## INPUT ROWS
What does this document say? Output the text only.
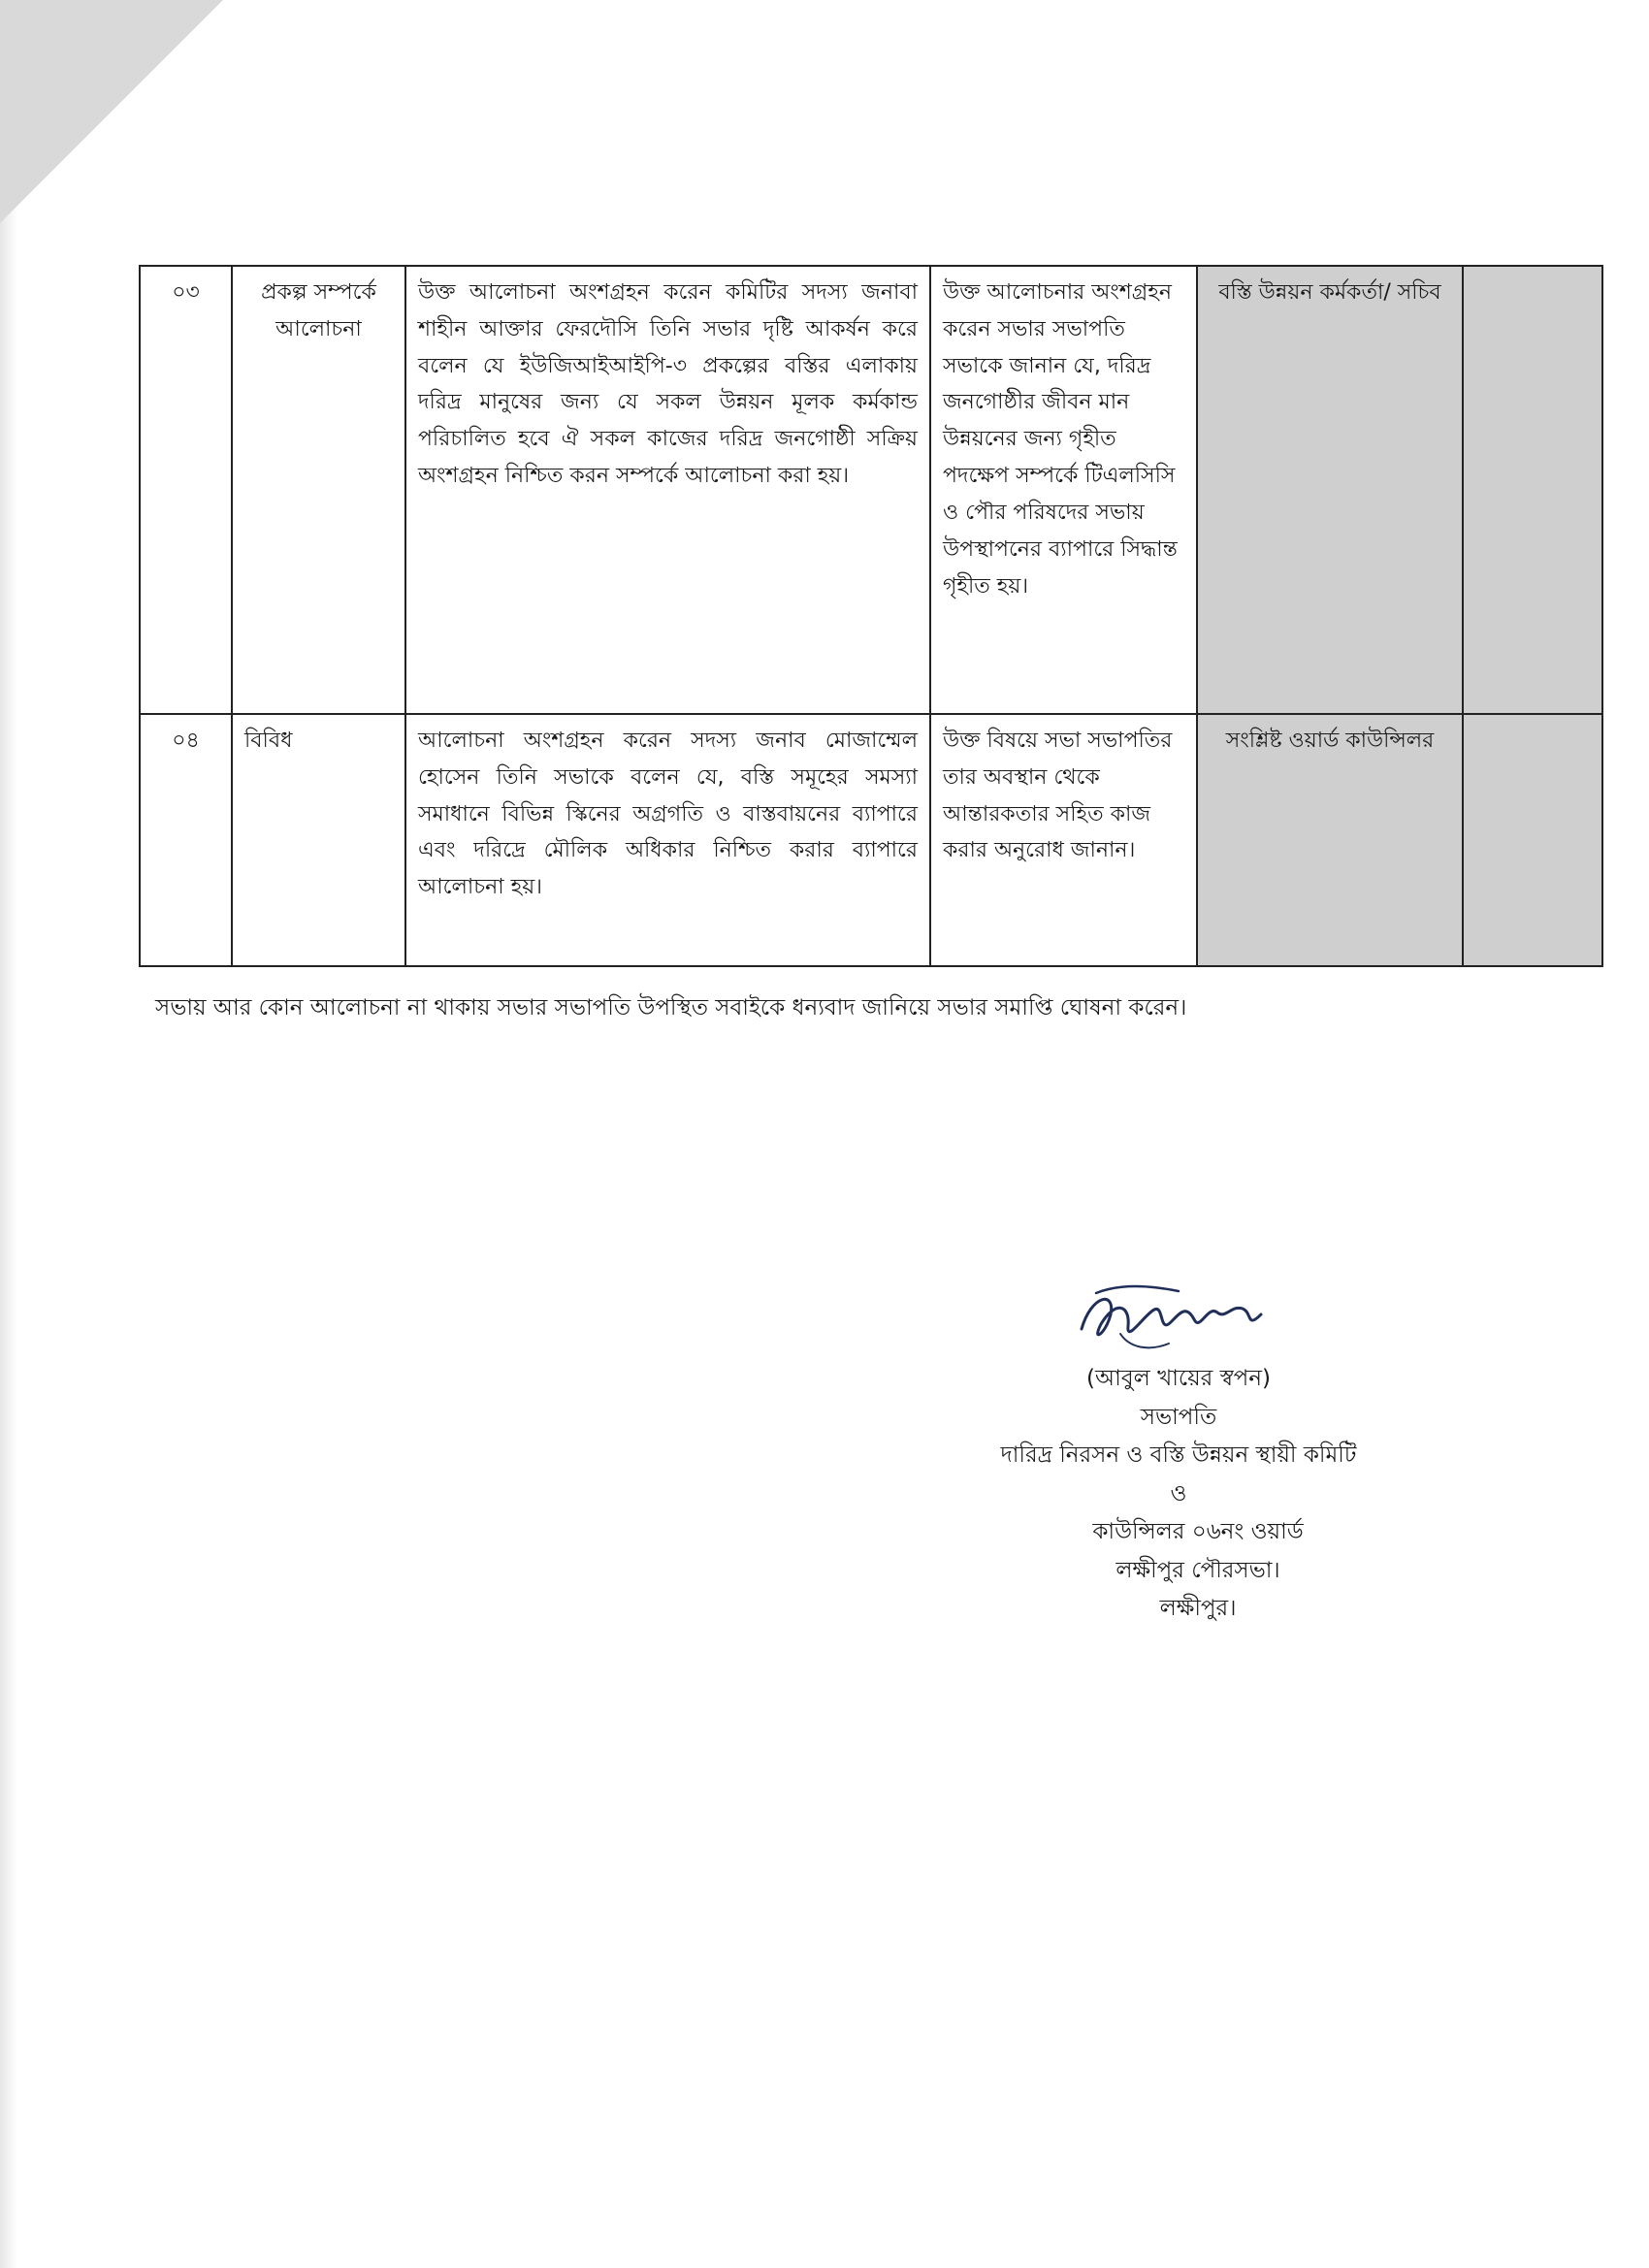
০৩	প্রকল্প সম্পর্কে আলোচনা	উক্ত আলোচনা অংশগ্রহন করেন কমিটির সদস্য জনাবা শাহীন আক্তার ফেরদৌসি তিনি সভার দৃষ্টি আকর্ষন করে বলেন যে ইউজিআইআইপি-৩ প্রকল্পের বস্তির এলাকায় দরিদ্র মানুষের জন্য যে সকল উন্নয়ন মূলক কর্মকান্ড পরিচালিত হবে ঐ সকল কাজের দরিদ্র জনগোষ্ঠী সক্রিয় অংশগ্রহন নিশ্চিত করন সম্পর্কে আলোচনা করা হয়।	উক্ত আলোচনার অংশগ্রহন করেন সভার সভাপতি সভাকে জানান যে, দরিদ্র জনগোষ্ঠীর জীবন মান উন্নয়নের জন্য গৃহীত পদক্ষেপ সম্পর্কে টিএলসিসি ও পৌর পরিষদের সভায় উপস্থাপনের ব্যাপারে সিদ্ধান্ত গৃহীত হয়।	বস্তি উন্নয়ন কর্মকর্তা/ সচিব	
০৪	বিবিধ	আলোচনা অংশগ্রহন করেন সদস্য জনাব মোজাম্মেল হোসেন তিনি সভাকে বলেন যে, বস্তি সমূহের সমস্যা সমাধানে বিভিন্ন স্কিনের অগ্রগতি ও বাস্তবায়নের ব্যাপারে এবং দরিদ্রে মৌলিক অধিকার নিশ্চিত করার ব্যাপারে আলোচনা হয়।	উক্ত বিষয়ে সভা সভাপতির তার অবস্থান থেকে আন্তারকতার সহিত কাজ করার অনুরোধ জানান।	সংশ্লিষ্ট ওয়ার্ড কাউন্সিলর	
সভায় আর কোন আলোচনা না থাকায় সভার সভাপতি উপস্থিত সবাইকে ধন্যবাদ জানিয়ে সভার সমাপ্তি ঘোষনা করেন।
(আবুল খায়ের স্বপন)
সভাপতি
দারিদ্র নিরসন ও বস্তি উন্নয়ন স্থায়ী কমিটি
ও
কাউন্সিলর ০৬নং ওয়ার্ড
লক্ষীপুর পৌরসভা।
লক্ষীপুর।
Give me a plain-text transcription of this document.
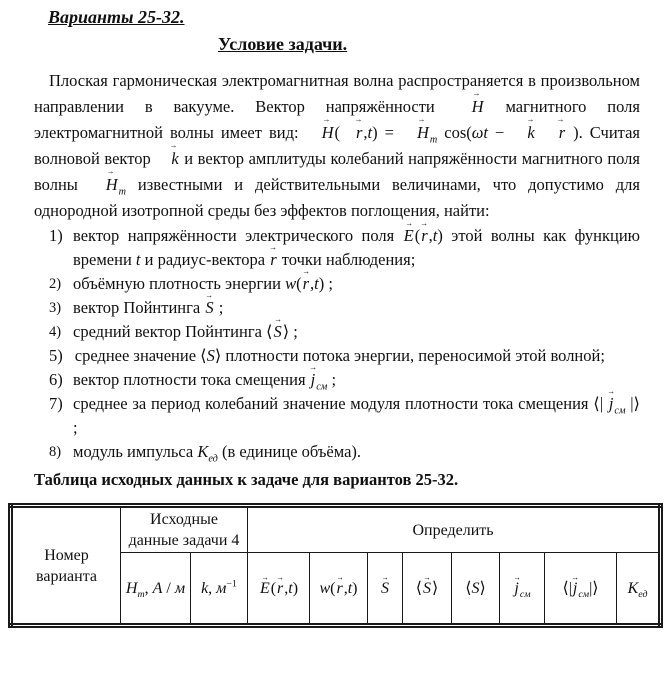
Варианты 25-32.
Условие задачи.

Плоская гармоническая электромагнитная волна распространяется в произвольном направлении в вакууме. Вектор напряжённости → H магнитного поля электромагнитной волны имеет вид: → H( → r,t) = → $H_m$ cos(ωt − → k → r ). Считая волновой вектор → k и вектор амплитуды колебаний напряжённости магнитного поля волны → $H_m$ известными и действительными величинами, что допустимо для однородной изотропной среды без эффектов поглощения, найти:

1) вектор напряжённости электрического поля → E(→ r,t) этой волны как функцию времени t и радиус-вектора → r точки наблюдения;
2) объёмную плотность энергии w(→ r,t) ;
3) вектор Пойнтинга → S ;
4) средний вектор Пойнтинга ⟨→ S⟩ ;
5) среднее значение ⟨S⟩ плотности потока энергии, переносимой этой волной;
6) вектор плотности тока смещения → $j_{см}$ ;
7) среднее за период колебаний значение модуля плотности тока смещения ⟨| → $j_{см}$ |⟩ ;
8) модуль импульса $K_{ед}$ (в единице объёма).

Таблица исходных данных к задаче для вариантов 25-32.

Номер варианта	Исходные данные задачи 4		Определить							
	$H_m$, А / м	k, $м^{-1}$	→ E(→ r,t)	w(→ r,t)	→ S	⟨→ S⟩	⟨S⟩	→ $j_{см}$	⟨|→ $j_{см}|⟩$	$K_{ед}$
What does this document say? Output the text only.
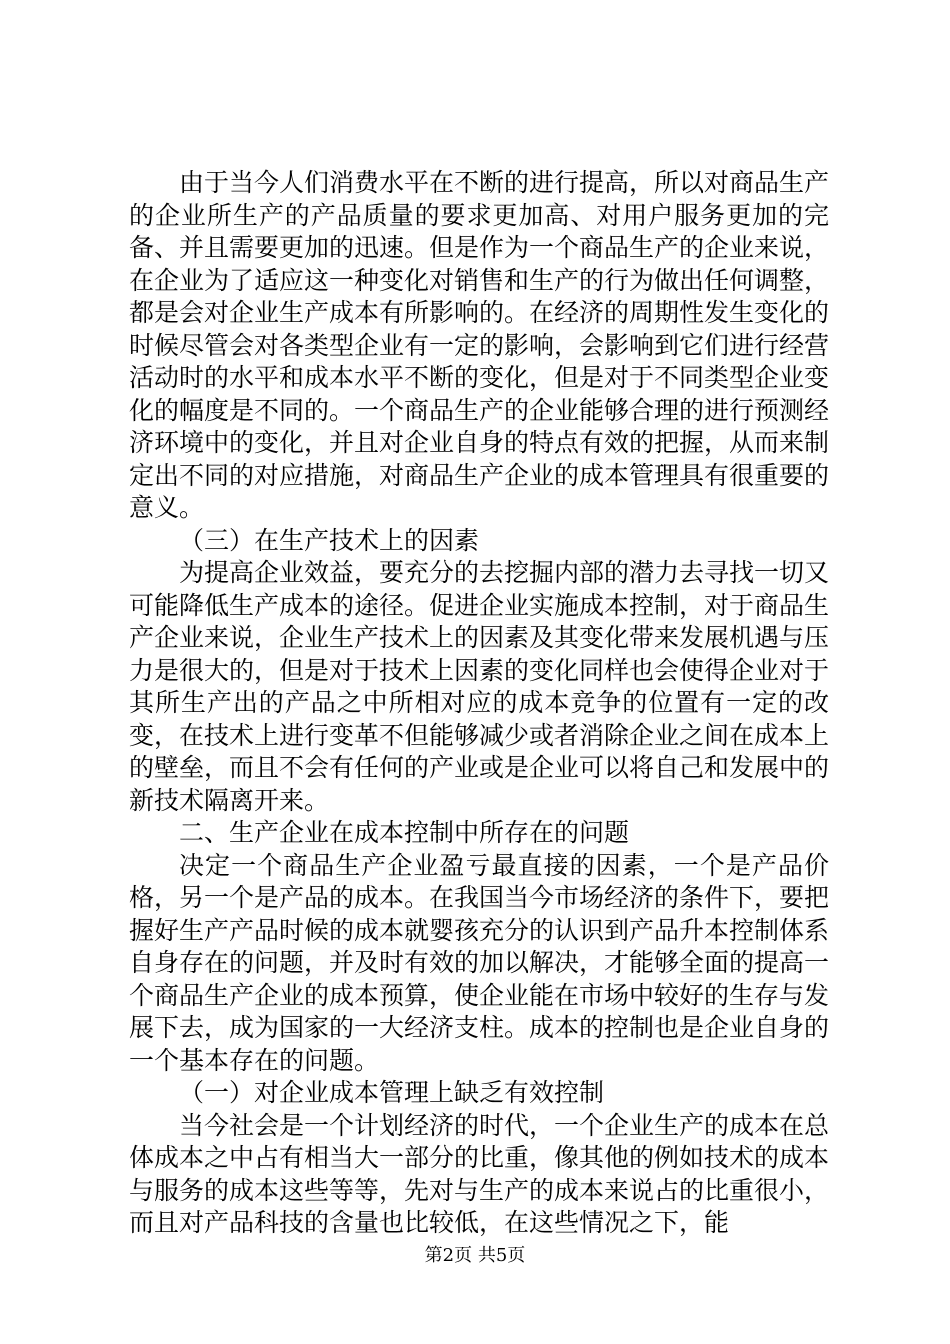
由于当今人们消费水平在不断的进行提高，所以对商品生产的企业所生产的产品质量的要求更加高、对用户服务更加的完备、并且需要更加的迅速。但是作为一个商品生产的企业来说，在企业为了适应这一种变化对销售和生产的行为做出任何调整，都是会对企业生产成本有所影响的。在经济的周期性发生变化的时候尽管会对各类型企业有一定的影响，会影响到它们进行经营活动时的水平和成本水平不断的变化，但是对于不同类型企业变化的幅度是不同的。一个商品生产的企业能够合理的进行预测经济环境中的变化，并且对企业自身的特点有效的把握，从而来制定出不同的对应措施，对商品生产企业的成本管理具有很重要的意义。

（三）在生产技术上的因素

为提高企业效益，要充分的去挖掘内部的潜力去寻找一切又可能降低生产成本的途径。促进企业实施成本控制，对于商品生产企业来说，企业生产技术上的因素及其变化带来发展机遇与压力是很大的，但是对于技术上因素的变化同样也会使得企业对于其所生产出的产品之中所相对应的成本竞争的位置有一定的改变，在技术上进行变革不但能够减少或者消除企业之间在成本上的壁垒，而且不会有任何的产业或是企业可以将自己和发展中的新技术隔离开来。

二、生产企业在成本控制中所存在的问题

决定一个商品生产企业盈亏最直接的因素，一个是产品价格，另一个是产品的成本。在我国当今市场经济的条件下，要把握好生产产品时候的成本就婴孩充分的认识到产品升本控制体系自身存在的问题，并及时有效的加以解决，才能够全面的提高一个商品生产企业的成本预算，使企业能在市场中较好的生存与发展下去，成为国家的一大经济支柱。成本的控制也是企业自身的一个基本存在的问题。

（一）对企业成本管理上缺乏有效控制

当今社会是一个计划经济的时代，一个企业生产的成本在总体成本之中占有相当大一部分的比重，像其他的例如技术的成本与服务的成本这些等等，先对与生产的成本来说占的比重很小，而且对产品科技的含量也比较低，在这些情况之下，能

第2页 共5页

## EXERCISE DIRECTIONS
Repeat each entry exactly as it appears; skip any picture.

## OUTPUT FOR THIS TASK
What does this document say? Output the text only.
০৩	প্রকল্প সম্পর্কে আলোচনা	উক্ত আলোচনা অংশগ্রহন করেন কমিটির সদস্য জনাবা শাহীন আক্তার ফেরদৌসি তিনি সভার দৃষ্টি আকর্ষন করে বলেন যে ইউজিআইআইপি-৩ প্রকল্পের বস্তির এলাকায় দরিদ্র মানুষের জন্য যে সকল উন্নয়ন মূলক কর্মকান্ড পরিচালিত হবে ঐ সকল কাজের দরিদ্র জনগোষ্ঠী সক্রিয় অংশগ্রহন নিশ্চিত করন সম্পর্কে আলোচনা করা হয়।	উক্ত আলোচনার অংশগ্রহন করেন সভার সভাপতি সভাকে জানান যে, দরিদ্র জনগোষ্ঠীর জীবন মান উন্নয়নের জন্য গৃহীত পদক্ষেপ সম্পর্কে টিএলসিসি ও পৌর পরিষদের সভায় উপস্থাপনের ব্যাপারে সিদ্ধান্ত গৃহীত হয়।	বস্তি উন্নয়ন কর্মকর্তা/ সচিব	
০৪	বিবিধ	আলোচনা অংশগ্রহন করেন সদস্য জনাব মোজাম্মেল হোসেন তিনি সভাকে বলেন যে, বস্তি সমূহের সমস্যা সমাধানে বিভিন্ন স্কিনের অগ্রগতি ও বাস্তবায়নের ব্যাপারে এবং দরিদ্রে মৌলিক অধিকার নিশ্চিত করার ব্যাপারে আলোচনা হয়।	উক্ত বিষয়ে সভা সভাপতির তার অবস্থান থেকে আন্তারকতার সহিত কাজ করার অনুরোধ জানান।	সংশ্লিষ্ট ওয়ার্ড কাউন্সিলর	
সভায় আর কোন আলোচনা না থাকায় সভার সভাপতি উপস্থিত সবাইকে ধন্যবাদ জানিয়ে সভার সমাপ্তি ঘোষনা করেন।
(আবুল খায়ের স্বপন)
সভাপতি
দারিদ্র নিরসন ও বস্তি উন্নয়ন স্থায়ী কমিটি
ও
কাউন্সিলর ০৬নং ওয়ার্ড
লক্ষীপুর পৌরসভা।
লক্ষীপুর।
Give me a plain-text transcription of this document.
Варианты 25-32.
Условие задачи.

Плоская гармоническая электромагнитная волна распространяется в произвольном направлении в вакууме. Вектор напряжённости → H магнитного поля электромагнитной волны имеет вид: → H( → r,t) = → $H_m$ cos(ωt − → k → r ). Считая волновой вектор → k и вектор амплитуды колебаний напряжённости магнитного поля волны → $H_m$ известными и действительными величинами, что допустимо для однородной изотропной среды без эффектов поглощения, найти:

1) вектор напряжённости электрического поля → E(→ r,t) этой волны как функцию времени t и радиус-вектора → r точки наблюдения;
2) объёмную плотность энергии w(→ r,t) ;
3) вектор Пойнтинга → S ;
4) средний вектор Пойнтинга ⟨→ S⟩ ;
5) среднее значение ⟨S⟩ плотности потока энергии, переносимой этой волной;
6) вектор плотности тока смещения → $j_{см}$ ;
7) среднее за период колебаний значение модуля плотности тока смещения ⟨| → $j_{см}$ |⟩ ;
8) модуль импульса $K_{ед}$ (в единице объёма).

Таблица исходных данных к задаче для вариантов 25-32.

Номер варианта	Исходные данные задачи 4		Определить							
	$H_m$, А / м	k, $м^{-1}$	→ E(→ r,t)	w(→ r,t)	→ S	⟨→ S⟩	⟨S⟩	→ $j_{см}$	⟨|→ $j_{см}|⟩$	$K_{ед}$
What does this document say? Output the text only.
由于当今人们消费水平在不断的进行提高，所以对商品生产的企业所生产的产品质量的要求更加高、对用户服务更加的完备、并且需要更加的迅速。但是作为一个商品生产的企业来说，在企业为了适应这一种变化对销售和生产的行为做出任何调整，都是会对企业生产成本有所影响的。在经济的周期性发生变化的时候尽管会对各类型企业有一定的影响，会影响到它们进行经营活动时的水平和成本水平不断的变化，但是对于不同类型企业变化的幅度是不同的。一个商品生产的企业能够合理的进行预测经济环境中的变化，并且对企业自身的特点有效的把握，从而来制定出不同的对应措施，对商品生产企业的成本管理具有很重要的意义。

（三）在生产技术上的因素

为提高企业效益，要充分的去挖掘内部的潜力去寻找一切又可能降低生产成本的途径。促进企业实施成本控制，对于商品生产企业来说，企业生产技术上的因素及其变化带来发展机遇与压力是很大的，但是对于技术上因素的变化同样也会使得企业对于其所生产出的产品之中所相对应的成本竞争的位置有一定的改变，在技术上进行变革不但能够减少或者消除企业之间在成本上的壁垒，而且不会有任何的产业或是企业可以将自己和发展中的新技术隔离开来。

二、生产企业在成本控制中所存在的问题

决定一个商品生产企业盈亏最直接的因素，一个是产品价格，另一个是产品的成本。在我国当今市场经济的条件下，要把握好生产产品时候的成本就婴孩充分的认识到产品升本控制体系自身存在的问题，并及时有效的加以解决，才能够全面的提高一个商品生产企业的成本预算，使企业能在市场中较好的生存与发展下去，成为国家的一大经济支柱。成本的控制也是企业自身的一个基本存在的问题。

（一）对企业成本管理上缺乏有效控制

当今社会是一个计划经济的时代，一个企业生产的成本在总体成本之中占有相当大一部分的比重，像其他的例如技术的成本与服务的成本这些等等，先对与生产的成本来说占的比重很小，而且对产品科技的含量也比较低，在这些情况之下，能

第2页 共5页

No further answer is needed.